Task description: Transcribe all of the material exactly.

Stored data:
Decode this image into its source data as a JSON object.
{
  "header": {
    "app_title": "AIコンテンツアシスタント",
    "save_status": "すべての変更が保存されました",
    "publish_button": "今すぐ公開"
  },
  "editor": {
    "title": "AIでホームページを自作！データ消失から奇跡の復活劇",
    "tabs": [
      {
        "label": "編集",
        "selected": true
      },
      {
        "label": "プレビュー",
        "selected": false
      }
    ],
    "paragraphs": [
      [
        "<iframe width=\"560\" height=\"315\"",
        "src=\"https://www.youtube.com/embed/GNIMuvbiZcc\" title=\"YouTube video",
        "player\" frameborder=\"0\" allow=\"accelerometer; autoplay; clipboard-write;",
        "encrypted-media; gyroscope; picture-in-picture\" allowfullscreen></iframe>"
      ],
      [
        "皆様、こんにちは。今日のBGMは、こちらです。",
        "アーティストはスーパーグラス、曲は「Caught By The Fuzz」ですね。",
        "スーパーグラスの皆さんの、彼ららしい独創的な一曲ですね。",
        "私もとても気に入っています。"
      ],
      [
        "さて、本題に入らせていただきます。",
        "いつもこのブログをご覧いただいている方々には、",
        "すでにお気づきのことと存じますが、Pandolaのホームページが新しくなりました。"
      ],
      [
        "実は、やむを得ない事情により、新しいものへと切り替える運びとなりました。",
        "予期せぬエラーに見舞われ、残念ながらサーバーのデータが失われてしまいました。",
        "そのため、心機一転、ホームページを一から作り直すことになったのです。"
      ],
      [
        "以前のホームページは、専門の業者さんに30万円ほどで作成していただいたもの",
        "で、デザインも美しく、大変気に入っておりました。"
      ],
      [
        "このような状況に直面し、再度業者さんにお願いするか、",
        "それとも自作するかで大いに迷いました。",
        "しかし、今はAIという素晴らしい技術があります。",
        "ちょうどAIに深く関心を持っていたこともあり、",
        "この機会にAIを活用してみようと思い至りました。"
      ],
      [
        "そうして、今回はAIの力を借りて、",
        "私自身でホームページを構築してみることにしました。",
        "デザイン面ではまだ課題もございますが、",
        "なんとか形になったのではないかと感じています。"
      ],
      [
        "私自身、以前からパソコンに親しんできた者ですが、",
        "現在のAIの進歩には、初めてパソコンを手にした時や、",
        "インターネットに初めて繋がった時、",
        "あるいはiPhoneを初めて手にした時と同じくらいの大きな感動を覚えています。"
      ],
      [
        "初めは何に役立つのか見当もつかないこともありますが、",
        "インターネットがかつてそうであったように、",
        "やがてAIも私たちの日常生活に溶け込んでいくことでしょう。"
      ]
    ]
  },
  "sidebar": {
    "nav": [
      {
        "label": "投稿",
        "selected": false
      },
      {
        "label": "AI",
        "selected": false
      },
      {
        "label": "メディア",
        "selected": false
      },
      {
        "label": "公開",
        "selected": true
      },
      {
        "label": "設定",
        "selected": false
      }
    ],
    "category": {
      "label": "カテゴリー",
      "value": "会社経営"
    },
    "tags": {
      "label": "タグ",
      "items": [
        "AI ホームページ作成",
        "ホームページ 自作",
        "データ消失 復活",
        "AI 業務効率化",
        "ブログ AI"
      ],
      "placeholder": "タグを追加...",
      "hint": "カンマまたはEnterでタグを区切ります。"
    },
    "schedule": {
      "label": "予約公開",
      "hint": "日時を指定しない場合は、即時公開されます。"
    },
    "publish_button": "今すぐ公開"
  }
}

Right answer:
Decode this image into its source data as a JSON object.
{
  "header": {
    "app_title": "AIコンテンツアシスタント",
    "save_status": "すべての変更が保存されました",
    "publish_button": "今すぐ公開"
  },
  "editor": {
    "title": "AIでホームページを自作！データ消失から奇跡の復活劇",
    "tabs": [
      {
        "label": "編集",
        "selected": true
      },
      {
        "label": "プレビュー",
        "selected": false
      }
    ],
    "paragraphs": [
      [
        "<iframe width=\"560\" height=\"315\"",
        "src=\"https://www.youtube.com/embed/GNIMuvbiZcc\" title=\"YouTube video",
        "player\" frameborder=\"0\" allow=\"accelerometer; autoplay; clipboard-write;",
        "encrypted-media; gyroscope; picture-in-picture\" allowfullscreen></iframe>"
      ],
      [
        "皆様、こんにちは。今日のBGMは、こちらです。",
        "アーティストはスーパーグラス、曲は「Caught By The Fuzz」ですね。",
        "スーパーグラスの皆さんの、彼ららしい独創的な一曲ですね。",
        "私もとても気に入っています。"
      ],
      [
        "さて、本題に入らせていただきます。",
        "いつもこのブログをご覧いただいている方々には、",
        "すでにお気づきのことと存じますが、Pandolaのホームページが新しくなりました。"
      ],
      [
        "実は、やむを得ない事情により、新しいものへと切り替える運びとなりました。",
        "予期せぬエラーに見舞われ、残念ながらサーバーのデータが失われてしまいました。",
        "そのため、心機一転、ホームページを一から作り直すことになったのです。"
      ],
      [
        "以前のホームページは、専門の業者さんに30万円ほどで作成していただいたもの",
        "で、デザインも美しく、大変気に入っておりました。"
      ],
      [
        "このような状況に直面し、再度業者さんにお願いするか、",
        "それとも自作するかで大いに迷いました。",
        "しかし、今はAIという素晴らしい技術があります。",
        "ちょうどAIに深く関心を持っていたこともあり、",
        "この機会にAIを活用してみようと思い至りました。"
      ],
      [
        "そうして、今回はAIの力を借りて、",
        "私自身でホームページを構築してみることにしました。",
        "デザイン面ではまだ課題もございますが、",
        "なんとか形になったのではないかと感じています。"
      ],
      [
        "私自身、以前からパソコンに親しんできた者ですが、",
        "現在のAIの進歩には、初めてパソコンを手にした時や、",
        "インターネットに初めて繋がった時、",
        "あるいはiPhoneを初めて手にした時と同じくらいの大きな感動を覚えています。"
      ],
      [
        "初めは何に役立つのか見当もつかないこともありますが、",
        "インターネットがかつてそうであったように、",
        "やがてAIも私たちの日常生活に溶け込んでいくことでしょう。"
      ]
    ]
  },
  "sidebar": {
    "nav": [
      {
        "label": "投稿",
        "selected": false
      },
      {
        "label": "AI",
        "selected": false
      },
      {
        "label": "メディア",
        "selected": false
      },
      {
        "label": "公開",
        "selected": true
      },
      {
        "label": "設定",
        "selected": false
      }
    ],
    "category": {
      "label": "カテゴリー",
      "value": "会社経営"
    },
    "tags": {
      "label": "タグ",
      "items": [
        "AI ホームページ作成",
        "ホームページ 自作",
        "データ消失 復活",
        "AI 業務効率化",
        "ブログ AI"
      ],
      "placeholder": "タグを追加...",
      "hint": "カンマまたはEnterでタグを区切ります。"
    },
    "schedule": {
      "label": "予約公開",
      "hint": "日時を指定しない場合は、即時公開されます。"
    },
    "publish_button": "今すぐ公開"
  }
}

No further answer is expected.